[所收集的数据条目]

+===+

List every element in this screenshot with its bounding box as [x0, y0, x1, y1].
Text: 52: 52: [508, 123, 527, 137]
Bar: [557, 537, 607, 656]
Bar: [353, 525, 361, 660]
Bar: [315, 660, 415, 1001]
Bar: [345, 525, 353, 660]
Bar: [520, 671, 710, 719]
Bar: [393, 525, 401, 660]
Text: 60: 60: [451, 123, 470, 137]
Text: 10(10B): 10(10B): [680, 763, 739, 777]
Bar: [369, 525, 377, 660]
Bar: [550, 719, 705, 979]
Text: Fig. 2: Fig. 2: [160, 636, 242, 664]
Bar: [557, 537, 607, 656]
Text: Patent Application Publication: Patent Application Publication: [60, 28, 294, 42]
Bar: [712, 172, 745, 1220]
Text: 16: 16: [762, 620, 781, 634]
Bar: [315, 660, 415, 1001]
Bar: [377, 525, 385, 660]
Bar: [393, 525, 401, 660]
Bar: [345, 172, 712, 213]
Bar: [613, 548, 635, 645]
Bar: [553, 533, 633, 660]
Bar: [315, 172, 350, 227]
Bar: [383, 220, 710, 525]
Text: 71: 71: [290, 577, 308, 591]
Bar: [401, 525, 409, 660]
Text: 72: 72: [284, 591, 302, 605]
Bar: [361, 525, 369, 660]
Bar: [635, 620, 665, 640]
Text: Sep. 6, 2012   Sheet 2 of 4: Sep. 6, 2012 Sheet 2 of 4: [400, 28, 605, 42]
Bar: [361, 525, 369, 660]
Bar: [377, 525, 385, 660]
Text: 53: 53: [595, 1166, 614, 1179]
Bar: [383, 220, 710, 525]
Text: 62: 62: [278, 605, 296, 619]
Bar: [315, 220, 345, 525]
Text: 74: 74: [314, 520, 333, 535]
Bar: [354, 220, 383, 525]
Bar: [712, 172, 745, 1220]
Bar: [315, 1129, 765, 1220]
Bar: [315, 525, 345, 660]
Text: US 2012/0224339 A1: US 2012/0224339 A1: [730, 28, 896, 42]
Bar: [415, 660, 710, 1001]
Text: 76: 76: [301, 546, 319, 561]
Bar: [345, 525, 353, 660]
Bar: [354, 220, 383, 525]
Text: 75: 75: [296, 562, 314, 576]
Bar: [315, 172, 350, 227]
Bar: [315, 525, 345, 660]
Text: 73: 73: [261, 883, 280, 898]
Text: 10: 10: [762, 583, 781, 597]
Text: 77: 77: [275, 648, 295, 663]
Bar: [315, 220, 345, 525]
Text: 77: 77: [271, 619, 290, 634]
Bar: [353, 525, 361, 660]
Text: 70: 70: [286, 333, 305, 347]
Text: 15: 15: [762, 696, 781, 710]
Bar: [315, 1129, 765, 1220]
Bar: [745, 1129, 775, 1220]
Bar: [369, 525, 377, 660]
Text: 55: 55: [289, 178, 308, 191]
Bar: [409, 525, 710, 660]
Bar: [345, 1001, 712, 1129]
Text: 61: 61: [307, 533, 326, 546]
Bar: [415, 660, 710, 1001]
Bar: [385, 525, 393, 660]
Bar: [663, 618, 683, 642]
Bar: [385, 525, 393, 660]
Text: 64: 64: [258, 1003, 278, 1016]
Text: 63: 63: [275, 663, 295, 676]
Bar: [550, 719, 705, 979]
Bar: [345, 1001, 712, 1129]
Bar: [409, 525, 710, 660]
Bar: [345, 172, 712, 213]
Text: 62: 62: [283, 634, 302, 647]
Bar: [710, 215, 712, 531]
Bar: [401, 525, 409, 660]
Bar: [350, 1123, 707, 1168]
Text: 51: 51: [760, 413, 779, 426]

+===+

- 练习目标 -
逐字重复条目中的各行，从第一行起，一直到包含“Text: 70: 70: [286, 333, 305, 347]”的那一行为止，首尾两行都要包括。

- 本题输出 -
List every element in this screenshot with its bounding box as [x0, y0, x1, y1].
Text: 52: 52: [508, 123, 527, 137]
Bar: [557, 537, 607, 656]
Bar: [353, 525, 361, 660]
Bar: [315, 660, 415, 1001]
Bar: [345, 525, 353, 660]
Bar: [520, 671, 710, 719]
Bar: [393, 525, 401, 660]
Text: 60: 60: [451, 123, 470, 137]
Text: 10(10B): 10(10B): [680, 763, 739, 777]
Bar: [369, 525, 377, 660]
Bar: [550, 719, 705, 979]
Text: Fig. 2: Fig. 2: [160, 636, 242, 664]
Bar: [557, 537, 607, 656]
Text: Patent Application Publication: Patent Application Publication: [60, 28, 294, 42]
Bar: [712, 172, 745, 1220]
Text: 16: 16: [762, 620, 781, 634]
Bar: [315, 660, 415, 1001]
Bar: [377, 525, 385, 660]
Bar: [393, 525, 401, 660]
Bar: [345, 172, 712, 213]
Bar: [613, 548, 635, 645]
Bar: [553, 533, 633, 660]
Bar: [315, 172, 350, 227]
Bar: [383, 220, 710, 525]
Text: 71: 71: [290, 577, 308, 591]
Bar: [401, 525, 409, 660]
Text: 72: 72: [284, 591, 302, 605]
Bar: [361, 525, 369, 660]
Bar: [635, 620, 665, 640]
Text: Sep. 6, 2012   Sheet 2 of 4: Sep. 6, 2012 Sheet 2 of 4: [400, 28, 605, 42]
Bar: [361, 525, 369, 660]
Bar: [377, 525, 385, 660]
Text: 53: 53: [595, 1166, 614, 1179]
Bar: [383, 220, 710, 525]
Text: 62: 62: [278, 605, 296, 619]
Bar: [315, 220, 345, 525]
Text: 74: 74: [314, 520, 333, 535]
Bar: [354, 220, 383, 525]
Bar: [712, 172, 745, 1220]
Bar: [315, 1129, 765, 1220]
Bar: [315, 525, 345, 660]
Text: US 2012/0224339 A1: US 2012/0224339 A1: [730, 28, 896, 42]
Bar: [415, 660, 710, 1001]
Text: 76: 76: [301, 546, 319, 561]
Bar: [345, 525, 353, 660]
Bar: [354, 220, 383, 525]
Text: 75: 75: [296, 562, 314, 576]
Bar: [315, 172, 350, 227]
Bar: [315, 525, 345, 660]
Text: 73: 73: [261, 883, 280, 898]
Text: 10: 10: [762, 583, 781, 597]
Text: 77: 77: [275, 648, 295, 663]
Bar: [315, 220, 345, 525]
Text: 77: 77: [271, 619, 290, 634]
Bar: [353, 525, 361, 660]
Text: 70: 70: [286, 333, 305, 347]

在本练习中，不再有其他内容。